> Work to do: Quote the listing below in its entirety, omitting every image.

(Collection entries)
[BEGIN]

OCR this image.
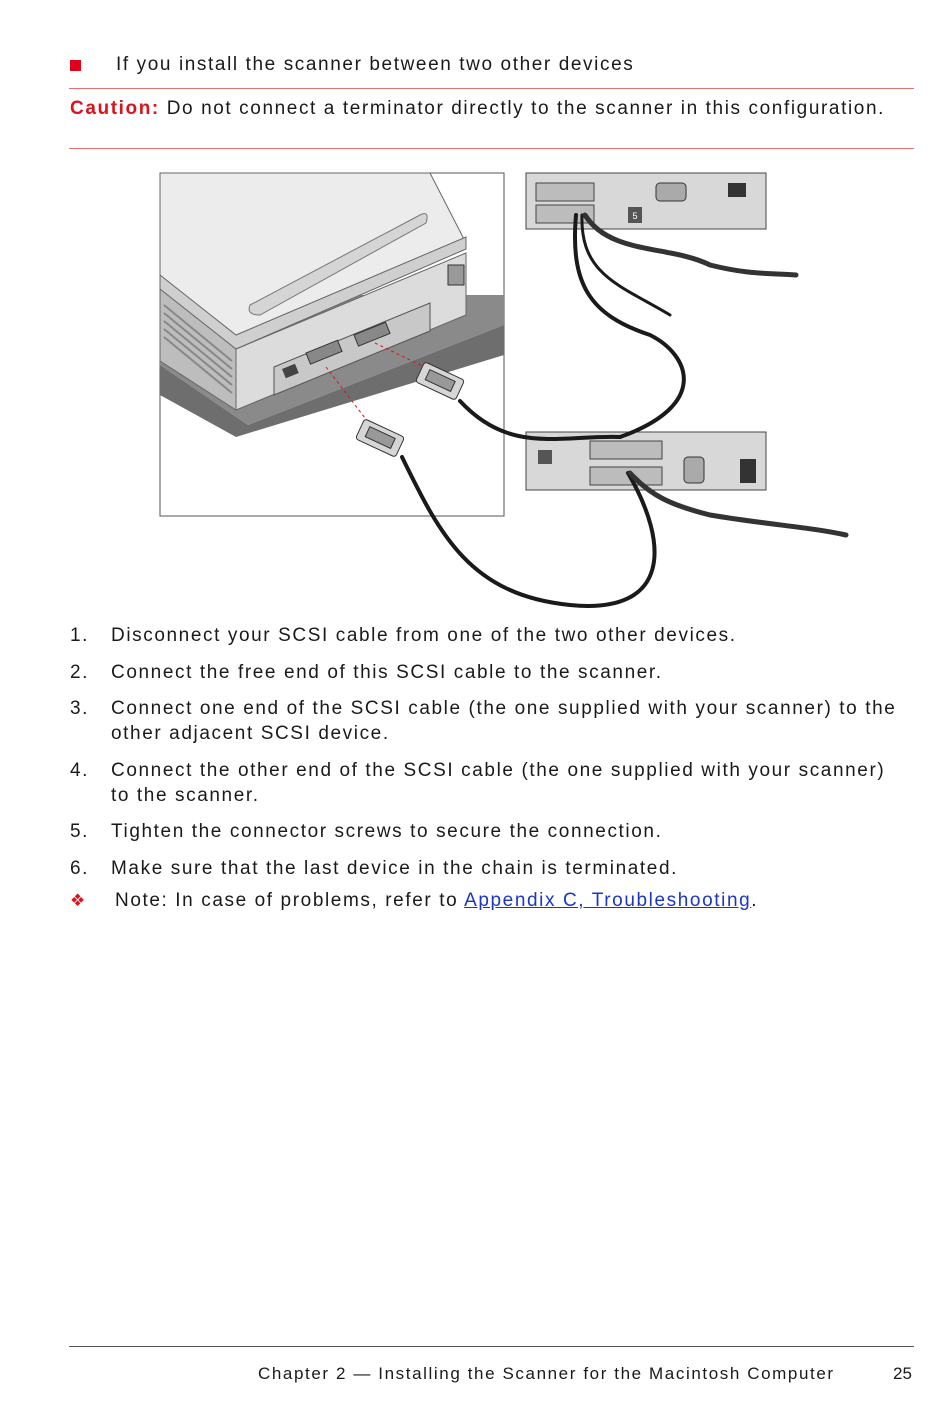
If you install the scanner between two other devices
Caution: Do not connect a terminator directly to the scanner in this configuration.
5
1. Disconnect your SCSI cable from one of the two other devices.
2. Connect the free end of this SCSI cable to the scanner.
3. Connect one end of the SCSI cable (the one supplied with your scanner) to the other adjacent SCSI device.
4. Connect the other end of the SCSI cable (the one supplied with your scanner) to the scanner.
5. Tighten the connector screws to secure the connection.
6. Make sure that the last device in the chain is terminated.
❖ Note: In case of problems, refer to Appendix C, Troubleshooting.
Chapter 2 — Installing the Scanner for the Macintosh Computer	25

[END]

> Final result:
OCR this image.
If you install the scanner between two other devices
Caution: Do not connect a terminator directly to the scanner in this configuration.
5
1. Disconnect your SCSI cable from one of the two other devices.
2. Connect the free end of this SCSI cable to the scanner.
3. Connect one end of the SCSI cable (the one supplied with your scanner) to the other adjacent SCSI device.
4. Connect the other end of the SCSI cable (the one supplied with your scanner) to the scanner.
5. Tighten the connector screws to secure the connection.
6. Make sure that the last device in the chain is terminated.
❖ Note: In case of problems, refer to Appendix C, Troubleshooting.
Chapter 2 — Installing the Scanner for the Macintosh Computer	25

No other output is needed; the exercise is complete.